Collected data
— Begin —

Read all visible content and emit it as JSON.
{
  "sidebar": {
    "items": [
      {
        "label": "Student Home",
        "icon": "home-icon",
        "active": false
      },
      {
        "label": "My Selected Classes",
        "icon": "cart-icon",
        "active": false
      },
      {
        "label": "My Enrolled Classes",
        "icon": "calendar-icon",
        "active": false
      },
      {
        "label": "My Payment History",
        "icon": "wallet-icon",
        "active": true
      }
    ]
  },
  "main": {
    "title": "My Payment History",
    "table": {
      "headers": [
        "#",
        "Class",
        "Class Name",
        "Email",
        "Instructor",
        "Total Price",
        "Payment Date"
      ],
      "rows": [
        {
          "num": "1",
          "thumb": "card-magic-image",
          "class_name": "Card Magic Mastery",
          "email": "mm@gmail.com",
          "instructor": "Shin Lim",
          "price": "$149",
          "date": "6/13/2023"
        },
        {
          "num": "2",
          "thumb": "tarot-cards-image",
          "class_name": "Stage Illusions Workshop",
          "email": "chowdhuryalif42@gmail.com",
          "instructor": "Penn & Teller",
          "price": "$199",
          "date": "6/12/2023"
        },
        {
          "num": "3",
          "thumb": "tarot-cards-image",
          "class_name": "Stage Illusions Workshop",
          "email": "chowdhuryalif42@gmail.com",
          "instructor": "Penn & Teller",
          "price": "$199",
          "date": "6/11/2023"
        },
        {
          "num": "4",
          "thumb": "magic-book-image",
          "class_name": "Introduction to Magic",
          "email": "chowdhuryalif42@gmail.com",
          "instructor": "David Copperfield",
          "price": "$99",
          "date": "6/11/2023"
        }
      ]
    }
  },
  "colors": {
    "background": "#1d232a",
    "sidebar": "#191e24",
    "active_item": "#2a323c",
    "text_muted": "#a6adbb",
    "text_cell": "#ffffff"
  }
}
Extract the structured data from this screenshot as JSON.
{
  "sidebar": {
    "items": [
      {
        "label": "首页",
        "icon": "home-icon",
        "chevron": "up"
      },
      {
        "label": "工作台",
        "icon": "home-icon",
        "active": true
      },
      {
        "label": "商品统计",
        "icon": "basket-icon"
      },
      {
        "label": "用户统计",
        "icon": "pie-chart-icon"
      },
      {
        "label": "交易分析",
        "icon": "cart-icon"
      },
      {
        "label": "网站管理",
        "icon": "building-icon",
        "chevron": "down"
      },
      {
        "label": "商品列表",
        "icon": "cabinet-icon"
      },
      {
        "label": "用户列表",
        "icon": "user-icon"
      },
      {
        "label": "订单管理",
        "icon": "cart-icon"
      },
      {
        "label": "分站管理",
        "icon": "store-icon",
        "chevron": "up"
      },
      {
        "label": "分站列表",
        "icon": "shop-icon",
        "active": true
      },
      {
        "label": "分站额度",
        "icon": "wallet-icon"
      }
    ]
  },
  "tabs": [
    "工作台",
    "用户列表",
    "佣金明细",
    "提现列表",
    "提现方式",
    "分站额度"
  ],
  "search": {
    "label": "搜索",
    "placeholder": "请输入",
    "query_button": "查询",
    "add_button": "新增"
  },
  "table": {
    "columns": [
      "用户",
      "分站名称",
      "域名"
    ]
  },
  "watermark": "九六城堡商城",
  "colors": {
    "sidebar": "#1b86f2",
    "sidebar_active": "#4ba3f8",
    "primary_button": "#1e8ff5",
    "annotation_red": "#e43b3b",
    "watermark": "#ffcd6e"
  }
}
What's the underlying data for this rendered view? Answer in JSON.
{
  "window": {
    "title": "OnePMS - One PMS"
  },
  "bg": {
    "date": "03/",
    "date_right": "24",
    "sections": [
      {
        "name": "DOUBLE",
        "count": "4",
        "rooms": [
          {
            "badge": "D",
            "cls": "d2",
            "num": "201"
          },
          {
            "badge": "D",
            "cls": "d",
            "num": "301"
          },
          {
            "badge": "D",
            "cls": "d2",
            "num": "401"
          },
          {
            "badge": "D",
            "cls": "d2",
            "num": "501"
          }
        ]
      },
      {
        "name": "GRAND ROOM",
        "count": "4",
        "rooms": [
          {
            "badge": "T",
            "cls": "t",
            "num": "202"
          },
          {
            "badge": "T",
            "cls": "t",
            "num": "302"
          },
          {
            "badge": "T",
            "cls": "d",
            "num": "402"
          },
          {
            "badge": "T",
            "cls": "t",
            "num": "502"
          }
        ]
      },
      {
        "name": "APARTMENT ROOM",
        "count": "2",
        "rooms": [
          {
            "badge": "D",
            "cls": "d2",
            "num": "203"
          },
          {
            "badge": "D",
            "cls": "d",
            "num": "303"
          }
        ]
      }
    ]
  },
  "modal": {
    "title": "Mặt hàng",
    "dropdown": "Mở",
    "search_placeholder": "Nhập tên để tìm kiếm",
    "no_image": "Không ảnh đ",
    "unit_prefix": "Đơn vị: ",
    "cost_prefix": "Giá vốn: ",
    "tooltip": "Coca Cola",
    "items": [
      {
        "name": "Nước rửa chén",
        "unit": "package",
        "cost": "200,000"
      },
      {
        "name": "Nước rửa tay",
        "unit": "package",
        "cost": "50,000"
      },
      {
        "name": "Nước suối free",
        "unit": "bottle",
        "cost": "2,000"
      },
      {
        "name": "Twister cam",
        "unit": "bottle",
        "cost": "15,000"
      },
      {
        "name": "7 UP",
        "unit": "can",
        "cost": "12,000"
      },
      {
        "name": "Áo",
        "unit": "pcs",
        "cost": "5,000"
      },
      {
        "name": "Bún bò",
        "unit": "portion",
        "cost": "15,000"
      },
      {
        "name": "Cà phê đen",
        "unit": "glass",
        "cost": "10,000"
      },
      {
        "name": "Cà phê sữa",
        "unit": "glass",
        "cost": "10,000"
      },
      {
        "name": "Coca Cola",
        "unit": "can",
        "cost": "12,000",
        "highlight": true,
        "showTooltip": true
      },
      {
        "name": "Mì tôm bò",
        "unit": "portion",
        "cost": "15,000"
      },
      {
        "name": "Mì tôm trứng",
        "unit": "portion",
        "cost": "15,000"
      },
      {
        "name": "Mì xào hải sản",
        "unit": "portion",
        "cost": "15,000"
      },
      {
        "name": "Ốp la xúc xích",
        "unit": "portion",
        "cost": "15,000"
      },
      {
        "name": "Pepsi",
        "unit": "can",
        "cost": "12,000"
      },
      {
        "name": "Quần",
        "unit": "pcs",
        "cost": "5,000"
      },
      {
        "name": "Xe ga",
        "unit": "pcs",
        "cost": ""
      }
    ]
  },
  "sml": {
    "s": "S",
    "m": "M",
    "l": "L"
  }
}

— End —

=== Problem statement ===
Each line with the string "JSON" in it needs to be found and copied.

=== Answer ===
Read all visible content and emit it as JSON.
Extract the structured data from this screenshot as JSON.
What's the underlying data for this rendered view? Answer in JSON.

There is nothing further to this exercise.